(Objective): Count the lines of the records below that contain the string "Changing", and give only that number.

(Material provided):

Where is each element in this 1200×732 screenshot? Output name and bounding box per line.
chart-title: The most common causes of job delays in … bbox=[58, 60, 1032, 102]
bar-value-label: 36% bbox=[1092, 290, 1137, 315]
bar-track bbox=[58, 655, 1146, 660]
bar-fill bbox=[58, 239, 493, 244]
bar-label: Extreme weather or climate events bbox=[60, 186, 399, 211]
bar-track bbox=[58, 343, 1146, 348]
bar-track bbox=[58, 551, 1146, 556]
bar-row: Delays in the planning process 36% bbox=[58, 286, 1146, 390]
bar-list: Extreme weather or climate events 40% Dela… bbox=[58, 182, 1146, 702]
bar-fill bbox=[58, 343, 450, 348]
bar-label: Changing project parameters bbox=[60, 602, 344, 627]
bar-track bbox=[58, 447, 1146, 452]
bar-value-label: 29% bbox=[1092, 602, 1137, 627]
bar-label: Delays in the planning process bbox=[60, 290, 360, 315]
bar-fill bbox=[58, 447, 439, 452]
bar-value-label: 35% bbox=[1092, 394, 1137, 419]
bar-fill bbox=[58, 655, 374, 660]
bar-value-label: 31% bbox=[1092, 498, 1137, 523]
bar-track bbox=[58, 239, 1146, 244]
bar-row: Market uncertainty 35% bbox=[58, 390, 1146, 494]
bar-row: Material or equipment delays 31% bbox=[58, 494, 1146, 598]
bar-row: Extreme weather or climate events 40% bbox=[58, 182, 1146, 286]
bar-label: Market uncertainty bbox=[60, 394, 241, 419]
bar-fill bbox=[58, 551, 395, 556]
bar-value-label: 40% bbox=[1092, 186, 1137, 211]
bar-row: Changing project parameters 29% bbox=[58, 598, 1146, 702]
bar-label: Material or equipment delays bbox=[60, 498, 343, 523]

(Problem solution): 2